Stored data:
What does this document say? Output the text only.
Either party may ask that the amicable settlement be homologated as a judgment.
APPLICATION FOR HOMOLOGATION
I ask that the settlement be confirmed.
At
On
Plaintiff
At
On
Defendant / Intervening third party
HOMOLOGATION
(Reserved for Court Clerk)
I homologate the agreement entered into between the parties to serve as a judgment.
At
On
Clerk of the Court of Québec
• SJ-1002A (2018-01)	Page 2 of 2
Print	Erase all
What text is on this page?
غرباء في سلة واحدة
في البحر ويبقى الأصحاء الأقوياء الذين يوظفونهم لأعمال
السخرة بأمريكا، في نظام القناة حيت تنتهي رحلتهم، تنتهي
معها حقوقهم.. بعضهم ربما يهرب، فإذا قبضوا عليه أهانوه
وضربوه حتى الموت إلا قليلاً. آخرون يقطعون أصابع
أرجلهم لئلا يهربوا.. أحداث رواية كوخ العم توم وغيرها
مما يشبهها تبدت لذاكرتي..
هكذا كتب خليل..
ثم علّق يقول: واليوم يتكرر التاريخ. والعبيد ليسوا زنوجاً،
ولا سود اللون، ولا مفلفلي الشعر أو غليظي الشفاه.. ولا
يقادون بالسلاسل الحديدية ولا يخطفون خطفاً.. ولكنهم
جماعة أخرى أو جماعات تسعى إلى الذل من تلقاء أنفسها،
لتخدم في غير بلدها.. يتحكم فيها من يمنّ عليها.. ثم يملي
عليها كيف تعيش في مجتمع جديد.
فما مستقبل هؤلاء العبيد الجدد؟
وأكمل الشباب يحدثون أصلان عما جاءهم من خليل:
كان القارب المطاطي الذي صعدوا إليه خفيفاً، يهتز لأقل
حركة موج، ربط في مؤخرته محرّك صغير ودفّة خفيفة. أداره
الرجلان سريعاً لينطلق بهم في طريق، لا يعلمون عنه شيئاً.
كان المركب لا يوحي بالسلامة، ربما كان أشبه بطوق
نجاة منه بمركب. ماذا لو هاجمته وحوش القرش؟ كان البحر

**WHAT TO DO**
Take every line containing the word "البحر" and copy it.

**WRITTEN RESPONSE**
في البحر ويبقى الأصحاء الأقوياء الذين يوظفونهم لأعمال
نجاة منه بمركب. ماذا لو هاجمته وحوش القرش؟ كان البحر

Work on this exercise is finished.